- Set exercise 1 -
Transcribe the opinion excerpt on Act 10 and the right to associate, starting at "I. The Right" and ending at "of its analysis.".

____________

I. The Right To Associate
¶ 193 Madison Teachers asserts that Act 10 violates the First Amendment right of freedom of association by infringing on its right to organize.3 Given that the State has conceded that the challenged provisions in Act 10 cannot survive such a constitutional challenge if a strict scrutiny review is applied, the majority has to avoid strict scrutiny to arrive at its result.4 How does it do that? It jettisons the focus of its analysis.
¶ 194 Rather than addressing plaintiff's issue that Act 10 infringes on its constitutional right to organize into a collective bargaining unit, the majority erroneously asserts that plaintiff is claiming a right to bargain as a collective bargaining unit.5 It then determines that no such right exists.
¶ 195 In rejecting Madison Teachers' purported claims, the majority stresses that “[g]eneral employees have no constitutional right to negotiate with their municipal employer.” Majority op., ¶ 38. It further states that “collective bargaining ․ is not constitutionally protected.” Id., ¶ 39. Accordingly, it determines that “the plaintiffs' associational rights are in no way implicated by Act 10's modifications to Wisconsin's collective bargaining framework.” Id., ¶ 41.
¶ 196 In one instance, the majority appears to acknowledge the plaintiff's actual claim but then distorts it. The majority begins the sentence by correctly referencing “the ‘right’ the plaintiffs refer to—the right to associate with a certified representative.” Id., ¶ 37. So far, so good. However, it then ends the sentence with a distortion of the claim, describing the right being asserted as a right “to collectively bargain on any subject.” Id.

____________

- Set exercise 2 -
Edit the listing lines starting at the one containing "longitude-ytick-label: 0.0 —" and ending at the one containing "log-g-data-point — [566, 102, 570, 107]", changing "metallicity" to "abundance" and leaving everything else as is. Return only those lines.

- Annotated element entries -
____________

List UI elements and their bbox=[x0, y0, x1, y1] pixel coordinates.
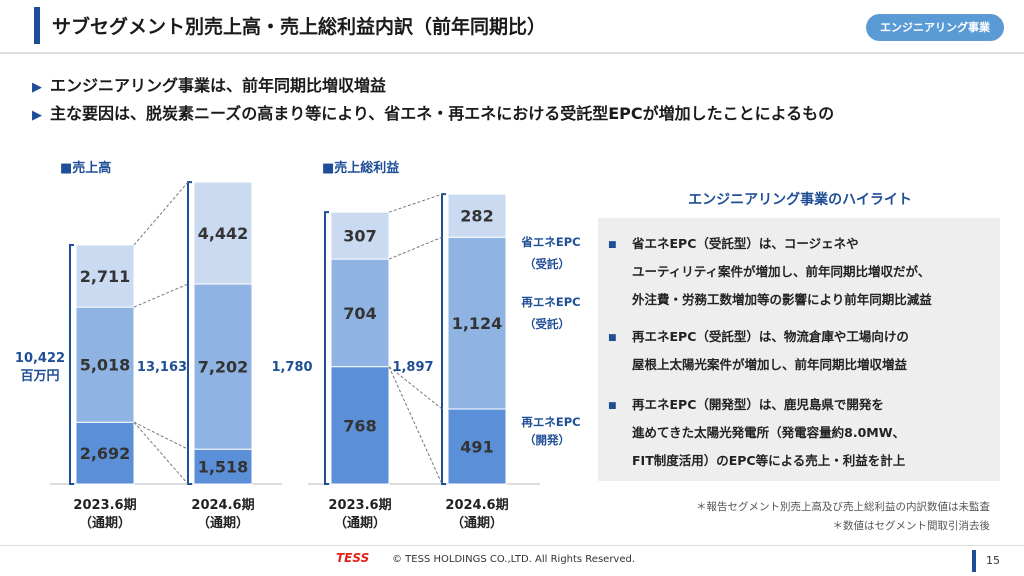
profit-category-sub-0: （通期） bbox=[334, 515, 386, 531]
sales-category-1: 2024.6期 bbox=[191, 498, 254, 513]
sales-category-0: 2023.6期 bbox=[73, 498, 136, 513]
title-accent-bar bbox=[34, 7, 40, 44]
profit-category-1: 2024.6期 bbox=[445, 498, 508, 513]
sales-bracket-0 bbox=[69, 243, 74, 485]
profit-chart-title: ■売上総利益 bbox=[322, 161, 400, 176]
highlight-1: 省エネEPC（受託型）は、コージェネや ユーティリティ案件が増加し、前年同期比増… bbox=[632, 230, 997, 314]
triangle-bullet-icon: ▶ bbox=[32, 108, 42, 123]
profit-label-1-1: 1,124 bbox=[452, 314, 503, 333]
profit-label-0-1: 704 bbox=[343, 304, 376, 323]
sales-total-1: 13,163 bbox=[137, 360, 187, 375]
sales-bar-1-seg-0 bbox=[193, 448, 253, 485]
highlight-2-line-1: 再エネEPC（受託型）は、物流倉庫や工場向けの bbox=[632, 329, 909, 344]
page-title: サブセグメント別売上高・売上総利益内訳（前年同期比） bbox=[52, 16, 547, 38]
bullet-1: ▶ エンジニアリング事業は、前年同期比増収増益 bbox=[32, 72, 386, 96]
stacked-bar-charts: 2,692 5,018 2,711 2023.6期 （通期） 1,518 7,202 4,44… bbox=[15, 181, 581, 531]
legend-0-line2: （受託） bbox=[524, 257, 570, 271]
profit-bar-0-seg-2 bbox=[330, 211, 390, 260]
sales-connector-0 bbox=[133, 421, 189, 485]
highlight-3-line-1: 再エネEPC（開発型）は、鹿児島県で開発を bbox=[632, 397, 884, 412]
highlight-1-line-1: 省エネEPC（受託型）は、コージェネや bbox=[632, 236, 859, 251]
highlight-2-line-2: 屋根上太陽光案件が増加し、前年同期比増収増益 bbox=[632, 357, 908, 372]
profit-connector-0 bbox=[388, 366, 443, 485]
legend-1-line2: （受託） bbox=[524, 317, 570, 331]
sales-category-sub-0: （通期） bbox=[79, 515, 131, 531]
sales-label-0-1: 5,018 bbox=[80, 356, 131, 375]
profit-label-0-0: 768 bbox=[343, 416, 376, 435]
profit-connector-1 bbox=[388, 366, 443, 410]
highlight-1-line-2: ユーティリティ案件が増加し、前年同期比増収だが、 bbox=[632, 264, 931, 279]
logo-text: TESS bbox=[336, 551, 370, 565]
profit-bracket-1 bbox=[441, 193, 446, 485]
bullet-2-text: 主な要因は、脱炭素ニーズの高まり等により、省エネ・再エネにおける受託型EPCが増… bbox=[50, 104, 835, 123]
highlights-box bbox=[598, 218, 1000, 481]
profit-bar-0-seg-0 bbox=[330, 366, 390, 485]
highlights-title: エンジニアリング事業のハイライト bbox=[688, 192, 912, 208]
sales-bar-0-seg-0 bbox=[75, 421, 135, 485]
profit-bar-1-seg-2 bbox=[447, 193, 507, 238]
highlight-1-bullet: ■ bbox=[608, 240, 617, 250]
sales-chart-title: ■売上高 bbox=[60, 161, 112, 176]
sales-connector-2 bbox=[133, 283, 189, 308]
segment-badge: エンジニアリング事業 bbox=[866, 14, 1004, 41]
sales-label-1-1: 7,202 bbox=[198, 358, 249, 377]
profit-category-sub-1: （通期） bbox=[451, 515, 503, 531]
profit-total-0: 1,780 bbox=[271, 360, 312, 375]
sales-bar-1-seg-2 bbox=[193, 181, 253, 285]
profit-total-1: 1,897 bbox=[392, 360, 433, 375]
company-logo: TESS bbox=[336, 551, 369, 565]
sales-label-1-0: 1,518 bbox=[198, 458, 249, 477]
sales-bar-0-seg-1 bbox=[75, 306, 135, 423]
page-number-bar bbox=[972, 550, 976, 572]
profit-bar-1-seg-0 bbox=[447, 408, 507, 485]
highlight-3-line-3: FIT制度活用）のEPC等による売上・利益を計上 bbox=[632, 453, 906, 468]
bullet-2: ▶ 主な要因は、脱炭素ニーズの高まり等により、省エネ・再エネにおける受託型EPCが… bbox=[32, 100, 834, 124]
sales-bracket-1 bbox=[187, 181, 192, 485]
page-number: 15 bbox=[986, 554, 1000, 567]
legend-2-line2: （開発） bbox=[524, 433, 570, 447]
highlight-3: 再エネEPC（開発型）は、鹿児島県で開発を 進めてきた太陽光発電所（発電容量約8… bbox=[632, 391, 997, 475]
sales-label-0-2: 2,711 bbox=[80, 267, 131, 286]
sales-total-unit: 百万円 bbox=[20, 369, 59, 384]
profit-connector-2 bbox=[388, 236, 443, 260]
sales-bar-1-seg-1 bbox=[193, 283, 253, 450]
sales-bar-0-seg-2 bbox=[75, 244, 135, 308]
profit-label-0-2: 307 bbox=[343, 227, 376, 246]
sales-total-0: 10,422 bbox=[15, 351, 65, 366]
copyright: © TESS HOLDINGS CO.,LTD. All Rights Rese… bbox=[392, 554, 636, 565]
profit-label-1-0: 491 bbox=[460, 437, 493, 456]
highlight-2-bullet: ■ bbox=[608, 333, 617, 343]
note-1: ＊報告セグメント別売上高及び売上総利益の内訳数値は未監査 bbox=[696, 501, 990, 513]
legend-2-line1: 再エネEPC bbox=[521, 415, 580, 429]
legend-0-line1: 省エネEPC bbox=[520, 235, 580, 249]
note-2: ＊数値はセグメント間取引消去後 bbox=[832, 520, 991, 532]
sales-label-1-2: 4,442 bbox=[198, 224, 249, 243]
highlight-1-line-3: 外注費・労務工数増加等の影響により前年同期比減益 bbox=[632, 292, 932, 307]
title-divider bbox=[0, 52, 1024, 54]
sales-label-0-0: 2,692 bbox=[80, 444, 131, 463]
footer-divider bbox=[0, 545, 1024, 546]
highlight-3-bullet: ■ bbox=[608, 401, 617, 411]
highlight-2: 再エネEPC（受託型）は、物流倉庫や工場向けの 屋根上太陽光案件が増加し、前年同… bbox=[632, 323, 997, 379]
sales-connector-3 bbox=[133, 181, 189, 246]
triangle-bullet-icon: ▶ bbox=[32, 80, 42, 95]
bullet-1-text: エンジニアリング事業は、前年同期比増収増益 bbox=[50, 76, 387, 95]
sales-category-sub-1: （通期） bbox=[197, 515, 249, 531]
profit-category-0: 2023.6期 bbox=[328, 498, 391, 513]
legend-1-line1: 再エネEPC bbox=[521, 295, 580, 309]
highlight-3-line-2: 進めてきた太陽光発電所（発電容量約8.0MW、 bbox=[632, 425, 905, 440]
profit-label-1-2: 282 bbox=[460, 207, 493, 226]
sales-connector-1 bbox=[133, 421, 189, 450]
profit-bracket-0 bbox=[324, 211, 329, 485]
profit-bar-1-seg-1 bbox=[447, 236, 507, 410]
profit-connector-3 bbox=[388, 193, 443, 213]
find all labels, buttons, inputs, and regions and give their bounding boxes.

____________

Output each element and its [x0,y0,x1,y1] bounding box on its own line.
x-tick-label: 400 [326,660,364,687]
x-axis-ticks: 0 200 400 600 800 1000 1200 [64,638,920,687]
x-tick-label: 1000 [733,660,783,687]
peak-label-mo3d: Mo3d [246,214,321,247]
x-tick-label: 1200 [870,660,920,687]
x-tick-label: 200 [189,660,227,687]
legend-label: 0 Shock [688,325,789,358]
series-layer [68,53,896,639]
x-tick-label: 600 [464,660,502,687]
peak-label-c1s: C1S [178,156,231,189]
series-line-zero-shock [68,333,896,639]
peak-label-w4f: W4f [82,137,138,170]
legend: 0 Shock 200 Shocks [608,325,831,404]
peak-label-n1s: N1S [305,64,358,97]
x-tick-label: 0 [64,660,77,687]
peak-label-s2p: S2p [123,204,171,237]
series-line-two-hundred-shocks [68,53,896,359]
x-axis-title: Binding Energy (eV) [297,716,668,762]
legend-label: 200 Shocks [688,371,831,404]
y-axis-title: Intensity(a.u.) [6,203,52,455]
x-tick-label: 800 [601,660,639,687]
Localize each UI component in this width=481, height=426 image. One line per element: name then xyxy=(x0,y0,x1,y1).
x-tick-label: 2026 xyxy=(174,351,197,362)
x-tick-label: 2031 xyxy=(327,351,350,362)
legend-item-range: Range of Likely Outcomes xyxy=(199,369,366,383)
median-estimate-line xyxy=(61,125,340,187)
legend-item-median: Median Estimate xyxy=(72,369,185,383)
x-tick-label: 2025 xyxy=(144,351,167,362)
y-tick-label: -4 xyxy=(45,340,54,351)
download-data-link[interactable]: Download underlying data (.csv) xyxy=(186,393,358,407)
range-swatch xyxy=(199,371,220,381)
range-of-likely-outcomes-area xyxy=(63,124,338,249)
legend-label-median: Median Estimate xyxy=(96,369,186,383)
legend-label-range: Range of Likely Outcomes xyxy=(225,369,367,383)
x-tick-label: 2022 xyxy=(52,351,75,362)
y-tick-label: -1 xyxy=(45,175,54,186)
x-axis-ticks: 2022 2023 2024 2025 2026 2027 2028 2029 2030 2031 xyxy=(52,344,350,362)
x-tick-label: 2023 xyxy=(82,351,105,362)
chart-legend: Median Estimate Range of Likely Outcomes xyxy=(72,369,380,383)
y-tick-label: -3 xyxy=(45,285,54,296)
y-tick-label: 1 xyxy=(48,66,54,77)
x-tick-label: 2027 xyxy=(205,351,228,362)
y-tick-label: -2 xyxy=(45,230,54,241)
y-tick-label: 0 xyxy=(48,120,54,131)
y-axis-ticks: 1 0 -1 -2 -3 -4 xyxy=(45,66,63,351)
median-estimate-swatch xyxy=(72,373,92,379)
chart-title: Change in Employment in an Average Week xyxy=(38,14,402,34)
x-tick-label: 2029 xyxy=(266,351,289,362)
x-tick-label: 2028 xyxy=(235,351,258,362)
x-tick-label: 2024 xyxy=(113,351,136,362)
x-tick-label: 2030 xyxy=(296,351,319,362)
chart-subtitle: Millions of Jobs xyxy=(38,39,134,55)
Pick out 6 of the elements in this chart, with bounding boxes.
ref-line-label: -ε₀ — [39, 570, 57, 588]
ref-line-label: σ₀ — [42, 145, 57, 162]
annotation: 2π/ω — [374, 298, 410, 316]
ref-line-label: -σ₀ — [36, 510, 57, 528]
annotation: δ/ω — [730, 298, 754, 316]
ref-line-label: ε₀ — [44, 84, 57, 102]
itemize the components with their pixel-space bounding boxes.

____________

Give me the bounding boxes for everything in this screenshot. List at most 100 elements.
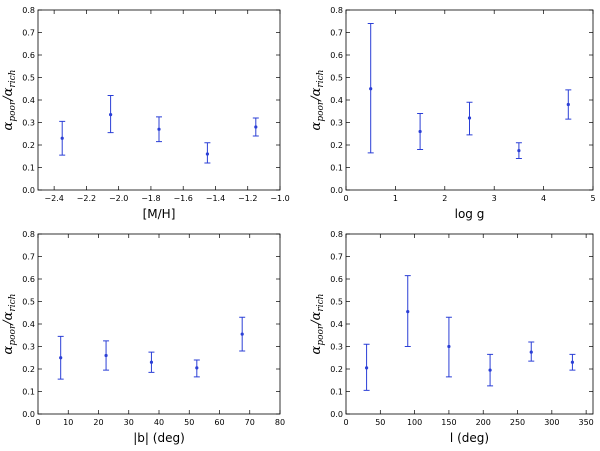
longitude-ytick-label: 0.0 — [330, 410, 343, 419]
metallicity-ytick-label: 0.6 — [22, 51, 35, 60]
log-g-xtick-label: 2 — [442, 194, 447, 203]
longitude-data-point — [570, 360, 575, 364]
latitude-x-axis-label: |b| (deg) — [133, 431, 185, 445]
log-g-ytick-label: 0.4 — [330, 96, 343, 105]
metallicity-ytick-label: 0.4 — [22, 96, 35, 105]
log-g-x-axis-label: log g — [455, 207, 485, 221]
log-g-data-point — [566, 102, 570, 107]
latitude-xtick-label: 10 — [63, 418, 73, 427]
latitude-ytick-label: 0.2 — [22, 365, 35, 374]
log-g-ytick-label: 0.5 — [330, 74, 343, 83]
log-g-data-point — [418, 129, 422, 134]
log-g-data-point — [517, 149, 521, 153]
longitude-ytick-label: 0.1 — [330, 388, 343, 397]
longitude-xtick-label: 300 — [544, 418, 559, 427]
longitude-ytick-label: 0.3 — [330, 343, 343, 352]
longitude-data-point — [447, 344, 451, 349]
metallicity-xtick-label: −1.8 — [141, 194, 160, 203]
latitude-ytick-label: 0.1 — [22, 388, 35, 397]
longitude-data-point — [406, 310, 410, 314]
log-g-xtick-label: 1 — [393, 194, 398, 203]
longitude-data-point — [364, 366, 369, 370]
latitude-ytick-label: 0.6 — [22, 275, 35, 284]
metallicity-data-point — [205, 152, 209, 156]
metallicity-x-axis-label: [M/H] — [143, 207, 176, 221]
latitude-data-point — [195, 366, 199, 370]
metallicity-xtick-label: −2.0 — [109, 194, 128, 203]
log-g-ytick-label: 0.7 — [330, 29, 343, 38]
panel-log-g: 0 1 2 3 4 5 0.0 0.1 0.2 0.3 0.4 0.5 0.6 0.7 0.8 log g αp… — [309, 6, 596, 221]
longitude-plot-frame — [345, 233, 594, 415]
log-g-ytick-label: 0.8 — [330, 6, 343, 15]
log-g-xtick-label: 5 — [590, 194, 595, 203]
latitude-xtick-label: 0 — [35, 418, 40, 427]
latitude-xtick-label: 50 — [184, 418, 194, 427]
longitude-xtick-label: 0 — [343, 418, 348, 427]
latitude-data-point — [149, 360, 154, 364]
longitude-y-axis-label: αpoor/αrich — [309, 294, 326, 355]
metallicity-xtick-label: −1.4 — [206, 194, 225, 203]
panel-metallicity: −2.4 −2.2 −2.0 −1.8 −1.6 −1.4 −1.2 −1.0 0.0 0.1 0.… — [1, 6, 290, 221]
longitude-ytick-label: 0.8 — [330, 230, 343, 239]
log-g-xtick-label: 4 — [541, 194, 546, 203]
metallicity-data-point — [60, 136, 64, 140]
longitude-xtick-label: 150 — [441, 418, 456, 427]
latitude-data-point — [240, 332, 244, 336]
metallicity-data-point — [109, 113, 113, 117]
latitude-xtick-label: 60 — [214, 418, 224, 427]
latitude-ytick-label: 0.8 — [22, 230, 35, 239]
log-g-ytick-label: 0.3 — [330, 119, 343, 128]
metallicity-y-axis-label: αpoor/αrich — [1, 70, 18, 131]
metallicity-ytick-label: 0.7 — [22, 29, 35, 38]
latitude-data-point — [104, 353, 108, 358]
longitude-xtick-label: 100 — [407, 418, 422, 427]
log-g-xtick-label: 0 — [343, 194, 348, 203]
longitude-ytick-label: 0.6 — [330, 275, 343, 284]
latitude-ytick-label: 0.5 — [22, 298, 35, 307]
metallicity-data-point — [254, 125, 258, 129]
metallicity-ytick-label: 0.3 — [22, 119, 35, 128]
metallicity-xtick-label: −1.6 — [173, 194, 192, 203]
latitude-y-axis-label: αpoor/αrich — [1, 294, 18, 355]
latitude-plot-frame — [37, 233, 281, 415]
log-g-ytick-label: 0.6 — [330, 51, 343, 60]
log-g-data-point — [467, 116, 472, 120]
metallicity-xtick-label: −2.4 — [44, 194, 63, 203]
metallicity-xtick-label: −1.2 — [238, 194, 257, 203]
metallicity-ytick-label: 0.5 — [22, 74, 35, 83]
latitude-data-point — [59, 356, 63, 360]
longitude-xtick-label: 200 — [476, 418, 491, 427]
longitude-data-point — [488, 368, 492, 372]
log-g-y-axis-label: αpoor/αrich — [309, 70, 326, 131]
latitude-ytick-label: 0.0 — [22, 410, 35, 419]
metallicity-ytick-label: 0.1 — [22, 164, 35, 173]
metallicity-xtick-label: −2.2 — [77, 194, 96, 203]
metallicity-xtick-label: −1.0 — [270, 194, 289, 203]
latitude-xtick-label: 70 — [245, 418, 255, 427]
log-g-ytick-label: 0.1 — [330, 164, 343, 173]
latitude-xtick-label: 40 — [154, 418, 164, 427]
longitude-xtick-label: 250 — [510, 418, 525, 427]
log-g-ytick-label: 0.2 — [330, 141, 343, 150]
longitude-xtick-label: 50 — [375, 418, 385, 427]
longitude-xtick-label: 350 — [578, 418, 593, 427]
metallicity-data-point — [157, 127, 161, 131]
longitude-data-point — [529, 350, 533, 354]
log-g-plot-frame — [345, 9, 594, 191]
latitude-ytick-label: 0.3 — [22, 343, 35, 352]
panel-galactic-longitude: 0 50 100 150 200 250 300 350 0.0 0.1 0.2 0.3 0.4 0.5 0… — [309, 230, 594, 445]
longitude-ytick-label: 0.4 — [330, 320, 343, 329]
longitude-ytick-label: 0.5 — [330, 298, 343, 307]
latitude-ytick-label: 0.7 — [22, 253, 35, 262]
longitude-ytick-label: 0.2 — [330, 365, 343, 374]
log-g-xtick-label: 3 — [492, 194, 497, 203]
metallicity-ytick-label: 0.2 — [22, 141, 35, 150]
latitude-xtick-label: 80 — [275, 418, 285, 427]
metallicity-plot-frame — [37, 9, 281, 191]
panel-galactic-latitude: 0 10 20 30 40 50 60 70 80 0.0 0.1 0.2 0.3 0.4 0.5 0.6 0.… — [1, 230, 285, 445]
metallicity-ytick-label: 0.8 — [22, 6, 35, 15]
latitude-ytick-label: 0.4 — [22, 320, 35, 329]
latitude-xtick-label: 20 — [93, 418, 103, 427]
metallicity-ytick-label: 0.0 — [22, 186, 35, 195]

____________

- Final answer 1 -
I. The Right To Associate
¶ 193 Madison Teachers asserts that Act 10 violates the First Amendment right of freedom of association by infringing on its right to organize.3 Given that the State has conceded that the challenged provisions in Act 10 cannot survive such a constitutional challenge if a strict scrutiny review is applied, the majority has to avoid strict scrutiny to arrive at its result.4 How does it do that? It jettisons the focus of its analysis.

- Final answer 2 -
longitude-ytick-label: 0.0 — [330, 410, 343, 419]
abundance-ytick-label: 0.6 — [22, 51, 35, 60]
log-g-xtick-label: 2 — [442, 194, 447, 203]
longitude-data-point — [570, 360, 575, 364]
latitude-x-axis-label: |b| (deg) — [133, 431, 185, 445]
log-g-ytick-label: 0.4 — [330, 96, 343, 105]
abundance-ytick-label: 0.4 — [22, 96, 35, 105]
log-g-x-axis-label: log g — [455, 207, 485, 221]
log-g-data-point — [566, 102, 570, 107]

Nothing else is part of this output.